The data:
━━━━━━
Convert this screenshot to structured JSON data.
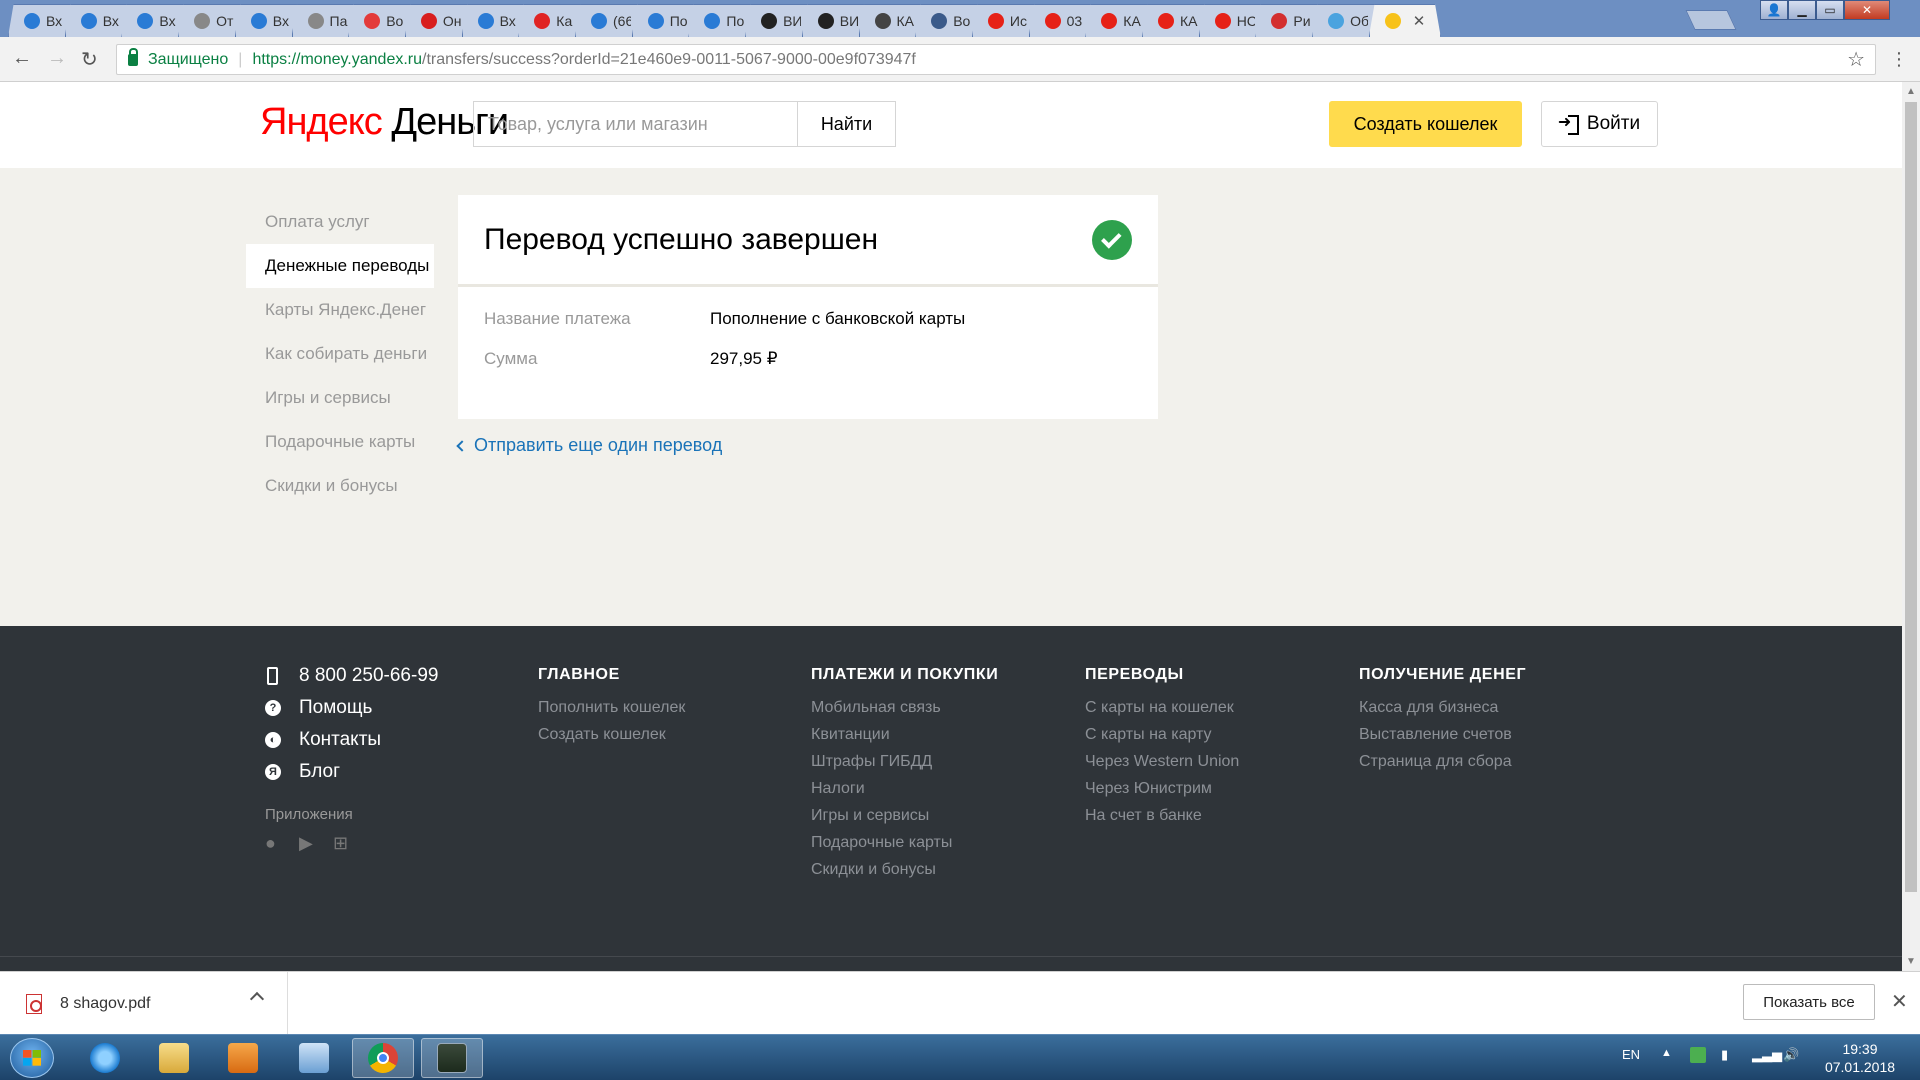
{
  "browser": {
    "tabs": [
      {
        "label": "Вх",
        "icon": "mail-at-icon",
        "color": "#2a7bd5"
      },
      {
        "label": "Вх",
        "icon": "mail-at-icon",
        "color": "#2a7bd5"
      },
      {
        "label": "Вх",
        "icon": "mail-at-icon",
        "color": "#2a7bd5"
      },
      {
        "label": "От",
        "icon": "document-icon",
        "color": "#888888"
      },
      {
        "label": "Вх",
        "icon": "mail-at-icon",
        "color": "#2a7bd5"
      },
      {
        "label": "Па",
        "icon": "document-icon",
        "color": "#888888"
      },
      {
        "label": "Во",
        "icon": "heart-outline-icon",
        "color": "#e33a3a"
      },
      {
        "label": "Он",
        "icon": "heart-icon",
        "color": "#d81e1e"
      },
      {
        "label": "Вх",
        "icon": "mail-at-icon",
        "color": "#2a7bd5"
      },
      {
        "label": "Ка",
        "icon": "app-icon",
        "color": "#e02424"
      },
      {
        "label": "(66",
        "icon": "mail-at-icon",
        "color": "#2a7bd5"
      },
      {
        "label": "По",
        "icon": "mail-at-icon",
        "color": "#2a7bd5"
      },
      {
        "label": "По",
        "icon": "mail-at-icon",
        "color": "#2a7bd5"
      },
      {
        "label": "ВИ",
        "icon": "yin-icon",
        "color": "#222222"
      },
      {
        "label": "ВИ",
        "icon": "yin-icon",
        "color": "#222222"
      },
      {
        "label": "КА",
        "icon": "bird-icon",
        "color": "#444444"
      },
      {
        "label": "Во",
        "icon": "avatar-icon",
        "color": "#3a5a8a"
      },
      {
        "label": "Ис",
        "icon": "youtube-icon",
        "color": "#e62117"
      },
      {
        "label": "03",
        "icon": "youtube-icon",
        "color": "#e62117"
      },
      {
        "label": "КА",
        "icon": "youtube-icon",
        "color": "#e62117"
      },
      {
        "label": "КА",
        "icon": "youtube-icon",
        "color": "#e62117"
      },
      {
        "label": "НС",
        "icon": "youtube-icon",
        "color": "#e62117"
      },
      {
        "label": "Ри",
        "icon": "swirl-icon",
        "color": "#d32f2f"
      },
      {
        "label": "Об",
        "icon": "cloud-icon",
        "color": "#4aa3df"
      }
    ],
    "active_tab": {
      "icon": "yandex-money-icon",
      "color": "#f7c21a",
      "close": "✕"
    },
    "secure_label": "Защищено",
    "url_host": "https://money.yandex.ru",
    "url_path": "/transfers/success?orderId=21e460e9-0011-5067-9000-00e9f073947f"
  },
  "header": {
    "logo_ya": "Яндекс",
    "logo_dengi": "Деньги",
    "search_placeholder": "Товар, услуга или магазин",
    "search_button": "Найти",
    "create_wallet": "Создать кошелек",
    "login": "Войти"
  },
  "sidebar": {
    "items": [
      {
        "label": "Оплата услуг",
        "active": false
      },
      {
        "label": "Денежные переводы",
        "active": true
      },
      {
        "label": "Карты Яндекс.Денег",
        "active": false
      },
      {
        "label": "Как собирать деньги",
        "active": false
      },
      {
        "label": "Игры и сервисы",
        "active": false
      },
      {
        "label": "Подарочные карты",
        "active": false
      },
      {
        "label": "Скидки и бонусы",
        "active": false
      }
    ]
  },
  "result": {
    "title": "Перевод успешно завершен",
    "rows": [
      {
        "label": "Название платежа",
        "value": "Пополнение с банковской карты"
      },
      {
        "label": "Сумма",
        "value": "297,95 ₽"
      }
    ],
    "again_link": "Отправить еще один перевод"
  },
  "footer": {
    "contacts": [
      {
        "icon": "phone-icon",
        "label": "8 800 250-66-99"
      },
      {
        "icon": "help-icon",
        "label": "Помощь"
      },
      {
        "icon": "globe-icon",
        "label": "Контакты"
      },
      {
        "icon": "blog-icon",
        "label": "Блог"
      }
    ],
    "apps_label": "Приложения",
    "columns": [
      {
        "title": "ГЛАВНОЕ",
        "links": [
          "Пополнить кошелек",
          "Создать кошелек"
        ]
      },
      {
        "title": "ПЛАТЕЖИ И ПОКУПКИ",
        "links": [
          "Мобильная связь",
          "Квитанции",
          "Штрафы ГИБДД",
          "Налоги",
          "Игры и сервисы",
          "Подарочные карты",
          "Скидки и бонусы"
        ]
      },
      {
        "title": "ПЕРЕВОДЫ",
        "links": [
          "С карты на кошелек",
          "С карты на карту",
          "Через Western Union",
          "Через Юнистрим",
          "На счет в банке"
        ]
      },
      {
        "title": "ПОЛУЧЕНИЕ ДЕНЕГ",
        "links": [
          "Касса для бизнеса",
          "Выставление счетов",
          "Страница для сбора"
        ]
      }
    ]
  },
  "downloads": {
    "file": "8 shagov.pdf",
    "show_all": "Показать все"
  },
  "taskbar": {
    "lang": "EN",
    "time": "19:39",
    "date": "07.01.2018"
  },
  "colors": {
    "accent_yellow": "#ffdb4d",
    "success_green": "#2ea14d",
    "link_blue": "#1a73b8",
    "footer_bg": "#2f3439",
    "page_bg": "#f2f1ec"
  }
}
━━━━━━
Return all of the data exactly as written, and drop the pictures.

Convert this screenshot to structured JSON data.
{
  "browser": {
    "tabs": [
      {
        "label": "Вх",
        "icon": "mail-at-icon",
        "color": "#2a7bd5"
      },
      {
        "label": "Вх",
        "icon": "mail-at-icon",
        "color": "#2a7bd5"
      },
      {
        "label": "Вх",
        "icon": "mail-at-icon",
        "color": "#2a7bd5"
      },
      {
        "label": "От",
        "icon": "document-icon",
        "color": "#888888"
      },
      {
        "label": "Вх",
        "icon": "mail-at-icon",
        "color": "#2a7bd5"
      },
      {
        "label": "Па",
        "icon": "document-icon",
        "color": "#888888"
      },
      {
        "label": "Во",
        "icon": "heart-outline-icon",
        "color": "#e33a3a"
      },
      {
        "label": "Он",
        "icon": "heart-icon",
        "color": "#d81e1e"
      },
      {
        "label": "Вх",
        "icon": "mail-at-icon",
        "color": "#2a7bd5"
      },
      {
        "label": "Ка",
        "icon": "app-icon",
        "color": "#e02424"
      },
      {
        "label": "(66",
        "icon": "mail-at-icon",
        "color": "#2a7bd5"
      },
      {
        "label": "По",
        "icon": "mail-at-icon",
        "color": "#2a7bd5"
      },
      {
        "label": "По",
        "icon": "mail-at-icon",
        "color": "#2a7bd5"
      },
      {
        "label": "ВИ",
        "icon": "yin-icon",
        "color": "#222222"
      },
      {
        "label": "ВИ",
        "icon": "yin-icon",
        "color": "#222222"
      },
      {
        "label": "КА",
        "icon": "bird-icon",
        "color": "#444444"
      },
      {
        "label": "Во",
        "icon": "avatar-icon",
        "color": "#3a5a8a"
      },
      {
        "label": "Ис",
        "icon": "youtube-icon",
        "color": "#e62117"
      },
      {
        "label": "03",
        "icon": "youtube-icon",
        "color": "#e62117"
      },
      {
        "label": "КА",
        "icon": "youtube-icon",
        "color": "#e62117"
      },
      {
        "label": "КА",
        "icon": "youtube-icon",
        "color": "#e62117"
      },
      {
        "label": "НС",
        "icon": "youtube-icon",
        "color": "#e62117"
      },
      {
        "label": "Ри",
        "icon": "swirl-icon",
        "color": "#d32f2f"
      },
      {
        "label": "Об",
        "icon": "cloud-icon",
        "color": "#4aa3df"
      }
    ],
    "active_tab": {
      "icon": "yandex-money-icon",
      "color": "#f7c21a",
      "close": "✕"
    },
    "secure_label": "Защищено",
    "url_host": "https://money.yandex.ru",
    "url_path": "/transfers/success?orderId=21e460e9-0011-5067-9000-00e9f073947f"
  },
  "header": {
    "logo_ya": "Яндекс",
    "logo_dengi": "Деньги",
    "search_placeholder": "Товар, услуга или магазин",
    "search_button": "Найти",
    "create_wallet": "Создать кошелек",
    "login": "Войти"
  },
  "sidebar": {
    "items": [
      {
        "label": "Оплата услуг",
        "active": false
      },
      {
        "label": "Денежные переводы",
        "active": true
      },
      {
        "label": "Карты Яндекс.Денег",
        "active": false
      },
      {
        "label": "Как собирать деньги",
        "active": false
      },
      {
        "label": "Игры и сервисы",
        "active": false
      },
      {
        "label": "Подарочные карты",
        "active": false
      },
      {
        "label": "Скидки и бонусы",
        "active": false
      }
    ]
  },
  "result": {
    "title": "Перевод успешно завершен",
    "rows": [
      {
        "label": "Название платежа",
        "value": "Пополнение с банковской карты"
      },
      {
        "label": "Сумма",
        "value": "297,95 ₽"
      }
    ],
    "again_link": "Отправить еще один перевод"
  },
  "footer": {
    "contacts": [
      {
        "icon": "phone-icon",
        "label": "8 800 250-66-99"
      },
      {
        "icon": "help-icon",
        "label": "Помощь"
      },
      {
        "icon": "globe-icon",
        "label": "Контакты"
      },
      {
        "icon": "blog-icon",
        "label": "Блог"
      }
    ],
    "apps_label": "Приложения",
    "columns": [
      {
        "title": "ГЛАВНОЕ",
        "links": [
          "Пополнить кошелек",
          "Создать кошелек"
        ]
      },
      {
        "title": "ПЛАТЕЖИ И ПОКУПКИ",
        "links": [
          "Мобильная связь",
          "Квитанции",
          "Штрафы ГИБДД",
          "Налоги",
          "Игры и сервисы",
          "Подарочные карты",
          "Скидки и бонусы"
        ]
      },
      {
        "title": "ПЕРЕВОДЫ",
        "links": [
          "С карты на кошелек",
          "С карты на карту",
          "Через Western Union",
          "Через Юнистрим",
          "На счет в банке"
        ]
      },
      {
        "title": "ПОЛУЧЕНИЕ ДЕНЕГ",
        "links": [
          "Касса для бизнеса",
          "Выставление счетов",
          "Страница для сбора"
        ]
      }
    ]
  },
  "downloads": {
    "file": "8 shagov.pdf",
    "show_all": "Показать все"
  },
  "taskbar": {
    "lang": "EN",
    "time": "19:39",
    "date": "07.01.2018"
  },
  "colors": {
    "accent_yellow": "#ffdb4d",
    "success_green": "#2ea14d",
    "link_blue": "#1a73b8",
    "footer_bg": "#2f3439",
    "page_bg": "#f2f1ec"
  }
}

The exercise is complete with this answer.